◆ PROBLEM TO SOLVE
Output every record below exactly as it appears.

◆ DATASET EXTRACT
* * * * * * *

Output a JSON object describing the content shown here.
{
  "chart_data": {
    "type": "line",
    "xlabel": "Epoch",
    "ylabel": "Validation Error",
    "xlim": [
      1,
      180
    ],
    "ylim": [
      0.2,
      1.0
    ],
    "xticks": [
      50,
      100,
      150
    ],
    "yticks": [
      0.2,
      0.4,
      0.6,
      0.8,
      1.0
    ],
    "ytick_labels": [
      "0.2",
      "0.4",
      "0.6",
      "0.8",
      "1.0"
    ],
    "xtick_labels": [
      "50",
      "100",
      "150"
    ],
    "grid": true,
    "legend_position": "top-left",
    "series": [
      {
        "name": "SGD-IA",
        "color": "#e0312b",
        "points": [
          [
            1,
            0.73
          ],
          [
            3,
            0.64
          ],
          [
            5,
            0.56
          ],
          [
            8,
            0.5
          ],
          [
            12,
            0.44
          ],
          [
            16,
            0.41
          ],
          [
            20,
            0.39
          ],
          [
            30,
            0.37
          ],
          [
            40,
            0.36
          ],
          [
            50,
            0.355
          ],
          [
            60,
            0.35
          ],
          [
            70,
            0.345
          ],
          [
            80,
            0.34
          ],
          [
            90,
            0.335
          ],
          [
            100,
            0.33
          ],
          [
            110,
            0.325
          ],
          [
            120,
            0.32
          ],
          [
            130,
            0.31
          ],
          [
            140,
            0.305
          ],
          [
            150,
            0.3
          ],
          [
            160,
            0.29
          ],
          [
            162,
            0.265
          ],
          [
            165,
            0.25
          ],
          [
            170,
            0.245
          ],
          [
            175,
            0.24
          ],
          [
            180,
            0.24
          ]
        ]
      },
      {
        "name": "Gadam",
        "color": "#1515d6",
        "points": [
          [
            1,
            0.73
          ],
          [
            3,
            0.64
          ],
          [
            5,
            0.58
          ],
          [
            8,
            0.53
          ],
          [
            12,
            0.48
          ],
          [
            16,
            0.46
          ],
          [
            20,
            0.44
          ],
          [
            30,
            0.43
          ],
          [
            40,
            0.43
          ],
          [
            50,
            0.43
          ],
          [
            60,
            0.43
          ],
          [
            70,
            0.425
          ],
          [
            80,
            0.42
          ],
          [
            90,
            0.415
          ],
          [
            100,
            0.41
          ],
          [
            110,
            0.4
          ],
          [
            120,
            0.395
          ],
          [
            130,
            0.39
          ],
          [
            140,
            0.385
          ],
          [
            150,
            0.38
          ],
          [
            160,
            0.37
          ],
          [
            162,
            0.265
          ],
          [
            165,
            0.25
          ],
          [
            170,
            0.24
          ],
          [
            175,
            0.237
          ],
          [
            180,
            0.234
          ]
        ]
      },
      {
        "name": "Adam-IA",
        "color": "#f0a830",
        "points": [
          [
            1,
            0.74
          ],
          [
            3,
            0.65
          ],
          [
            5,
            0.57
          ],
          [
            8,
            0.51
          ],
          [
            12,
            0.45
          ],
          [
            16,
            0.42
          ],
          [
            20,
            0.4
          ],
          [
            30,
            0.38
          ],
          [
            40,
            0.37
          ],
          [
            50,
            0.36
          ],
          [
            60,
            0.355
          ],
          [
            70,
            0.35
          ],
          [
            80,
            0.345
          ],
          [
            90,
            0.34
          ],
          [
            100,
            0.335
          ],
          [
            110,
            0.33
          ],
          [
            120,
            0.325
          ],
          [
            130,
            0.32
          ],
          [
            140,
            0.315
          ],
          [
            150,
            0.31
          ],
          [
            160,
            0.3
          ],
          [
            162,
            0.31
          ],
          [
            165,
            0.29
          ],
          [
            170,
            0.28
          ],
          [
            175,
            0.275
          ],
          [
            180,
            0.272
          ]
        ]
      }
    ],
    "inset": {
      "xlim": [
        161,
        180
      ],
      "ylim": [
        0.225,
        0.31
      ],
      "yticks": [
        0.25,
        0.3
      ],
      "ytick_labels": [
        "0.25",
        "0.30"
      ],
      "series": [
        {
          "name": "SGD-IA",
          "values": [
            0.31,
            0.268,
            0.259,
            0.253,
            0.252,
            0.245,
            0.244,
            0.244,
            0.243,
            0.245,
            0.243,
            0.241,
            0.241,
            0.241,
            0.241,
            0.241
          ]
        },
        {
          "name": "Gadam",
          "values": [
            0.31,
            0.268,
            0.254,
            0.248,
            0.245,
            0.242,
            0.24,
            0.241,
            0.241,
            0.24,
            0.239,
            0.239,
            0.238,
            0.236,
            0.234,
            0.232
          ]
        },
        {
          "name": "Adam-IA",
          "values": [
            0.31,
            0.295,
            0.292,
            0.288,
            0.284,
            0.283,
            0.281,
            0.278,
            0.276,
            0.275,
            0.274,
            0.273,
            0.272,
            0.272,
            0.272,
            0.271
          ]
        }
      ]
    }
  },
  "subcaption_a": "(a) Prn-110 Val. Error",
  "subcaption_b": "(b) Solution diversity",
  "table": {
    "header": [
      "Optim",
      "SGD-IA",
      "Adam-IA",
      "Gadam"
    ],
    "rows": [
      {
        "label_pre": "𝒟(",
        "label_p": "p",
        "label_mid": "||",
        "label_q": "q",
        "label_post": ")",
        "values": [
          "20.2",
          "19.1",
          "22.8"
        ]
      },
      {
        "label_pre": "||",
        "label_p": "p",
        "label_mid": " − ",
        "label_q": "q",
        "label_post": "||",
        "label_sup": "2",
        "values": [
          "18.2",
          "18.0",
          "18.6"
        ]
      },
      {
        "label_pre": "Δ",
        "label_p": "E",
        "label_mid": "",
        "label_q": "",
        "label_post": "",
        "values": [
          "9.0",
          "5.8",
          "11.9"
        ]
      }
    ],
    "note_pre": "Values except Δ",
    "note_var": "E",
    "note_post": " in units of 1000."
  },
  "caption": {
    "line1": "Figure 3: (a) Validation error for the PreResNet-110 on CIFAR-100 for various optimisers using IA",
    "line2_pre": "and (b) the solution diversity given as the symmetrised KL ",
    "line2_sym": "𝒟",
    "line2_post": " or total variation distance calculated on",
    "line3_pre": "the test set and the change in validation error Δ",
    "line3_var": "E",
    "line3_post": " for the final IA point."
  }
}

* * * * * * *

◆ FINISHED TASK
Output a JSON object describing the content shown here.
{
  "chart_data": {
    "type": "line",
    "xlabel": "Epoch",
    "ylabel": "Validation Error",
    "xlim": [
      1,
      180
    ],
    "ylim": [
      0.2,
      1.0
    ],
    "xticks": [
      50,
      100,
      150
    ],
    "yticks": [
      0.2,
      0.4,
      0.6,
      0.8,
      1.0
    ],
    "ytick_labels": [
      "0.2",
      "0.4",
      "0.6",
      "0.8",
      "1.0"
    ],
    "xtick_labels": [
      "50",
      "100",
      "150"
    ],
    "grid": true,
    "legend_position": "top-left",
    "series": [
      {
        "name": "SGD-IA",
        "color": "#e0312b",
        "points": [
          [
            1,
            0.73
          ],
          [
            3,
            0.64
          ],
          [
            5,
            0.56
          ],
          [
            8,
            0.5
          ],
          [
            12,
            0.44
          ],
          [
            16,
            0.41
          ],
          [
            20,
            0.39
          ],
          [
            30,
            0.37
          ],
          [
            40,
            0.36
          ],
          [
            50,
            0.355
          ],
          [
            60,
            0.35
          ],
          [
            70,
            0.345
          ],
          [
            80,
            0.34
          ],
          [
            90,
            0.335
          ],
          [
            100,
            0.33
          ],
          [
            110,
            0.325
          ],
          [
            120,
            0.32
          ],
          [
            130,
            0.31
          ],
          [
            140,
            0.305
          ],
          [
            150,
            0.3
          ],
          [
            160,
            0.29
          ],
          [
            162,
            0.265
          ],
          [
            165,
            0.25
          ],
          [
            170,
            0.245
          ],
          [
            175,
            0.24
          ],
          [
            180,
            0.24
          ]
        ]
      },
      {
        "name": "Gadam",
        "color": "#1515d6",
        "points": [
          [
            1,
            0.73
          ],
          [
            3,
            0.64
          ],
          [
            5,
            0.58
          ],
          [
            8,
            0.53
          ],
          [
            12,
            0.48
          ],
          [
            16,
            0.46
          ],
          [
            20,
            0.44
          ],
          [
            30,
            0.43
          ],
          [
            40,
            0.43
          ],
          [
            50,
            0.43
          ],
          [
            60,
            0.43
          ],
          [
            70,
            0.425
          ],
          [
            80,
            0.42
          ],
          [
            90,
            0.415
          ],
          [
            100,
            0.41
          ],
          [
            110,
            0.4
          ],
          [
            120,
            0.395
          ],
          [
            130,
            0.39
          ],
          [
            140,
            0.385
          ],
          [
            150,
            0.38
          ],
          [
            160,
            0.37
          ],
          [
            162,
            0.265
          ],
          [
            165,
            0.25
          ],
          [
            170,
            0.24
          ],
          [
            175,
            0.237
          ],
          [
            180,
            0.234
          ]
        ]
      },
      {
        "name": "Adam-IA",
        "color": "#f0a830",
        "points": [
          [
            1,
            0.74
          ],
          [
            3,
            0.65
          ],
          [
            5,
            0.57
          ],
          [
            8,
            0.51
          ],
          [
            12,
            0.45
          ],
          [
            16,
            0.42
          ],
          [
            20,
            0.4
          ],
          [
            30,
            0.38
          ],
          [
            40,
            0.37
          ],
          [
            50,
            0.36
          ],
          [
            60,
            0.355
          ],
          [
            70,
            0.35
          ],
          [
            80,
            0.345
          ],
          [
            90,
            0.34
          ],
          [
            100,
            0.335
          ],
          [
            110,
            0.33
          ],
          [
            120,
            0.325
          ],
          [
            130,
            0.32
          ],
          [
            140,
            0.315
          ],
          [
            150,
            0.31
          ],
          [
            160,
            0.3
          ],
          [
            162,
            0.31
          ],
          [
            165,
            0.29
          ],
          [
            170,
            0.28
          ],
          [
            175,
            0.275
          ],
          [
            180,
            0.272
          ]
        ]
      }
    ],
    "inset": {
      "xlim": [
        161,
        180
      ],
      "ylim": [
        0.225,
        0.31
      ],
      "yticks": [
        0.25,
        0.3
      ],
      "ytick_labels": [
        "0.25",
        "0.30"
      ],
      "series": [
        {
          "name": "SGD-IA",
          "values": [
            0.31,
            0.268,
            0.259,
            0.253,
            0.252,
            0.245,
            0.244,
            0.244,
            0.243,
            0.245,
            0.243,
            0.241,
            0.241,
            0.241,
            0.241,
            0.241
          ]
        },
        {
          "name": "Gadam",
          "values": [
            0.31,
            0.268,
            0.254,
            0.248,
            0.245,
            0.242,
            0.24,
            0.241,
            0.241,
            0.24,
            0.239,
            0.239,
            0.238,
            0.236,
            0.234,
            0.232
          ]
        },
        {
          "name": "Adam-IA",
          "values": [
            0.31,
            0.295,
            0.292,
            0.288,
            0.284,
            0.283,
            0.281,
            0.278,
            0.276,
            0.275,
            0.274,
            0.273,
            0.272,
            0.272,
            0.272,
            0.271
          ]
        }
      ]
    }
  },
  "subcaption_a": "(a) Prn-110 Val. Error",
  "subcaption_b": "(b) Solution diversity",
  "table": {
    "header": [
      "Optim",
      "SGD-IA",
      "Adam-IA",
      "Gadam"
    ],
    "rows": [
      {
        "label_pre": "𝒟(",
        "label_p": "p",
        "label_mid": "||",
        "label_q": "q",
        "label_post": ")",
        "values": [
          "20.2",
          "19.1",
          "22.8"
        ]
      },
      {
        "label_pre": "||",
        "label_p": "p",
        "label_mid": " − ",
        "label_q": "q",
        "label_post": "||",
        "label_sup": "2",
        "values": [
          "18.2",
          "18.0",
          "18.6"
        ]
      },
      {
        "label_pre": "Δ",
        "label_p": "E",
        "label_mid": "",
        "label_q": "",
        "label_post": "",
        "values": [
          "9.0",
          "5.8",
          "11.9"
        ]
      }
    ],
    "note_pre": "Values except Δ",
    "note_var": "E",
    "note_post": " in units of 1000."
  },
  "caption": {
    "line1": "Figure 3: (a) Validation error for the PreResNet-110 on CIFAR-100 for various optimisers using IA",
    "line2_pre": "and (b) the solution diversity given as the symmetrised KL ",
    "line2_sym": "𝒟",
    "line2_post": " or total variation distance calculated on",
    "line3_pre": "the test set and the change in validation error Δ",
    "line3_var": "E",
    "line3_post": " for the final IA point."
  }
}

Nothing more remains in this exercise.